• Exercise brief: Restate the entries below verbatim.

• Given data:
###
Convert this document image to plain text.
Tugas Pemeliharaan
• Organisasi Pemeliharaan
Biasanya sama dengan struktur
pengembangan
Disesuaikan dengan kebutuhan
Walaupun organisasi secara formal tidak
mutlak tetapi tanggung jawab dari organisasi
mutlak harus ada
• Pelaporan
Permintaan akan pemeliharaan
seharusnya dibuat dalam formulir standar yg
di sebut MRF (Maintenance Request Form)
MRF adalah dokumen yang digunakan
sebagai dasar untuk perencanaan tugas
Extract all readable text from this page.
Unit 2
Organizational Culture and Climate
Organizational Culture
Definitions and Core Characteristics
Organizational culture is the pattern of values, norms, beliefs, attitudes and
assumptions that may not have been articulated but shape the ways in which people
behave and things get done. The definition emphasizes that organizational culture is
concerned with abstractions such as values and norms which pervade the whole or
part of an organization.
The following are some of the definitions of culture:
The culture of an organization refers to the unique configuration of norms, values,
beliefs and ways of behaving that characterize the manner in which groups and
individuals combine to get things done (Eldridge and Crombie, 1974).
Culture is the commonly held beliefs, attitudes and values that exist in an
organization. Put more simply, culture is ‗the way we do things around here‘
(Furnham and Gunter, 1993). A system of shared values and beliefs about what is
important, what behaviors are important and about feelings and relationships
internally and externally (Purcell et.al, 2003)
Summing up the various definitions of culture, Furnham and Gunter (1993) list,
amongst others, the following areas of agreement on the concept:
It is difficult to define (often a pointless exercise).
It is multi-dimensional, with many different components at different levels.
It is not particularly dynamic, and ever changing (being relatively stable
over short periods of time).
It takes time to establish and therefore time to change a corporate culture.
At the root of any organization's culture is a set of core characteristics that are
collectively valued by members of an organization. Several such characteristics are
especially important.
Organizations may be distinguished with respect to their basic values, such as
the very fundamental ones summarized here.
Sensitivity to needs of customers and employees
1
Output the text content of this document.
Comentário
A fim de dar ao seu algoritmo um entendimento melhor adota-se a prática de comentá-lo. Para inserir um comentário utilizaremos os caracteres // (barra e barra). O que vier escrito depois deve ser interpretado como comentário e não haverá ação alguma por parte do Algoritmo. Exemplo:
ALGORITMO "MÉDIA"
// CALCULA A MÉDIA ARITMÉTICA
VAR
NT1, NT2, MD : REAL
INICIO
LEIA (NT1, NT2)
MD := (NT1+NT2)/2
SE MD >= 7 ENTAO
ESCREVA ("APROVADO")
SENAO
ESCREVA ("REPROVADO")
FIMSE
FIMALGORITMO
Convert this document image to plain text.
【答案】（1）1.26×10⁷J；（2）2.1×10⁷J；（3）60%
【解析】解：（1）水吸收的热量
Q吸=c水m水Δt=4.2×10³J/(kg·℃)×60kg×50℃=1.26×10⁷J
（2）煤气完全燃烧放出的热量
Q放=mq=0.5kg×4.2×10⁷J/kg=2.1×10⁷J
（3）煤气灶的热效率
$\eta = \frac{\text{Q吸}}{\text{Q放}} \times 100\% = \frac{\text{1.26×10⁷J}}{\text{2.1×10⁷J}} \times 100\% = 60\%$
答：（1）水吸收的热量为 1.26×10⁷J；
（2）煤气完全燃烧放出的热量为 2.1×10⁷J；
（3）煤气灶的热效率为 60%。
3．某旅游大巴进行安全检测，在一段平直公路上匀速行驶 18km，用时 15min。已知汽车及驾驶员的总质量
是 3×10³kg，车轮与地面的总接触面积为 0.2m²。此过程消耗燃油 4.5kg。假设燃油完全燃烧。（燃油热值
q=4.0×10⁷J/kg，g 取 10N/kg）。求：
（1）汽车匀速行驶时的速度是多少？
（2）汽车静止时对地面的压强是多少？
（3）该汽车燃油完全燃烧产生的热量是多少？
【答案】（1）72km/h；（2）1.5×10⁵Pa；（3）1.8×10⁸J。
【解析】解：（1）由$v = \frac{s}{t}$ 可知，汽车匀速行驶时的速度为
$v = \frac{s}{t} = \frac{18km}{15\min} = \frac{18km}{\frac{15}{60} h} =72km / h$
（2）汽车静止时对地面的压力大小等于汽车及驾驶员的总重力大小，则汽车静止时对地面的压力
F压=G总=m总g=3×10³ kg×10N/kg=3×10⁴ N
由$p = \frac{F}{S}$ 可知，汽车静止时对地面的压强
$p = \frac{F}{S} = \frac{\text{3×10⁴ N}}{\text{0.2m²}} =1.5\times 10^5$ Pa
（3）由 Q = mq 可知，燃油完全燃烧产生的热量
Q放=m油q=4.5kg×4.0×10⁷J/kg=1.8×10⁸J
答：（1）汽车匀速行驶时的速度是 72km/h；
###
• Solution for this exercise:
Convert this document image to plain text.
Tugas Pemeliharaan
• Organisasi Pemeliharaan
Biasanya sama dengan struktur
pengembangan
Disesuaikan dengan kebutuhan
Walaupun organisasi secara formal tidak
mutlak tetapi tanggung jawab dari organisasi
mutlak harus ada
• Pelaporan
Permintaan akan pemeliharaan
seharusnya dibuat dalam formulir standar yg
di sebut MRF (Maintenance Request Form)
MRF adalah dokumen yang digunakan
sebagai dasar untuk perencanaan tugas
Extract all readable text from this page.
Unit 2
Organizational Culture and Climate
Organizational Culture
Definitions and Core Characteristics
Organizational culture is the pattern of values, norms, beliefs, attitudes and
assumptions that may not have been articulated but shape the ways in which people
behave and things get done. The definition emphasizes that organizational culture is
concerned with abstractions such as values and norms which pervade the whole or
part of an organization.
The following are some of the definitions of culture:
The culture of an organization refers to the unique configuration of norms, values,
beliefs and ways of behaving that characterize the manner in which groups and
individuals combine to get things done (Eldridge and Crombie, 1974).
Culture is the commonly held beliefs, attitudes and values that exist in an
organization. Put more simply, culture is ‗the way we do things around here‘
(Furnham and Gunter, 1993). A system of shared values and beliefs about what is
important, what behaviors are important and about feelings and relationships
internally and externally (Purcell et.al, 2003)
Summing up the various definitions of culture, Furnham and Gunter (1993) list,
amongst others, the following areas of agreement on the concept:
It is difficult to define (often a pointless exercise).
It is multi-dimensional, with many different components at different levels.
It is not particularly dynamic, and ever changing (being relatively stable
over short periods of time).
It takes time to establish and therefore time to change a corporate culture.
At the root of any organization's culture is a set of core characteristics that are
collectively valued by members of an organization. Several such characteristics are
especially important.
Organizations may be distinguished with respect to their basic values, such as
the very fundamental ones summarized here.
Sensitivity to needs of customers and employees
1
Output the text content of this document.
Comentário
A fim de dar ao seu algoritmo um entendimento melhor adota-se a prática de comentá-lo. Para inserir um comentário utilizaremos os caracteres // (barra e barra). O que vier escrito depois deve ser interpretado como comentário e não haverá ação alguma por parte do Algoritmo. Exemplo:
ALGORITMO "MÉDIA"
// CALCULA A MÉDIA ARITMÉTICA
VAR
NT1, NT2, MD : REAL
INICIO
LEIA (NT1, NT2)
MD := (NT1+NT2)/2
SE MD >= 7 ENTAO
ESCREVA ("APROVADO")
SENAO
ESCREVA ("REPROVADO")
FIMSE
FIMALGORITMO
Convert this document image to plain text.
【答案】（1）1.26×10⁷J；（2）2.1×10⁷J；（3）60%
【解析】解：（1）水吸收的热量
Q吸=c水m水Δt=4.2×10³J/(kg·℃)×60kg×50℃=1.26×10⁷J
（2）煤气完全燃烧放出的热量
Q放=mq=0.5kg×4.2×10⁷J/kg=2.1×10⁷J
（3）煤气灶的热效率
$\eta = \frac{\text{Q吸}}{\text{Q放}} \times 100\% = \frac{\text{1.26×10⁷J}}{\text{2.1×10⁷J}} \times 100\% = 60\%$
答：（1）水吸收的热量为 1.26×10⁷J；
（2）煤气完全燃烧放出的热量为 2.1×10⁷J；
（3）煤气灶的热效率为 60%。
3．某旅游大巴进行安全检测，在一段平直公路上匀速行驶 18km，用时 15min。已知汽车及驾驶员的总质量
是 3×10³kg，车轮与地面的总接触面积为 0.2m²。此过程消耗燃油 4.5kg。假设燃油完全燃烧。（燃油热值
q=4.0×10⁷J/kg，g 取 10N/kg）。求：
（1）汽车匀速行驶时的速度是多少？
（2）汽车静止时对地面的压强是多少？
（3）该汽车燃油完全燃烧产生的热量是多少？
【答案】（1）72km/h；（2）1.5×10⁵Pa；（3）1.8×10⁸J。
【解析】解：（1）由$v = \frac{s}{t}$ 可知，汽车匀速行驶时的速度为
$v = \frac{s}{t} = \frac{18km}{15\min} = \frac{18km}{\frac{15}{60} h} =72km / h$
（2）汽车静止时对地面的压力大小等于汽车及驾驶员的总重力大小，则汽车静止时对地面的压力
F压=G总=m总g=3×10³ kg×10N/kg=3×10⁴ N
由$p = \frac{F}{S}$ 可知，汽车静止时对地面的压强
$p = \frac{F}{S} = \frac{\text{3×10⁴ N}}{\text{0.2m²}} =1.5\times 10^5$ Pa
（3）由 Q = mq 可知，燃油完全燃烧产生的热量
Q放=m油q=4.5kg×4.0×10⁷J/kg=1.8×10⁸J
答：（1）汽车匀速行驶时的速度是 72km/h；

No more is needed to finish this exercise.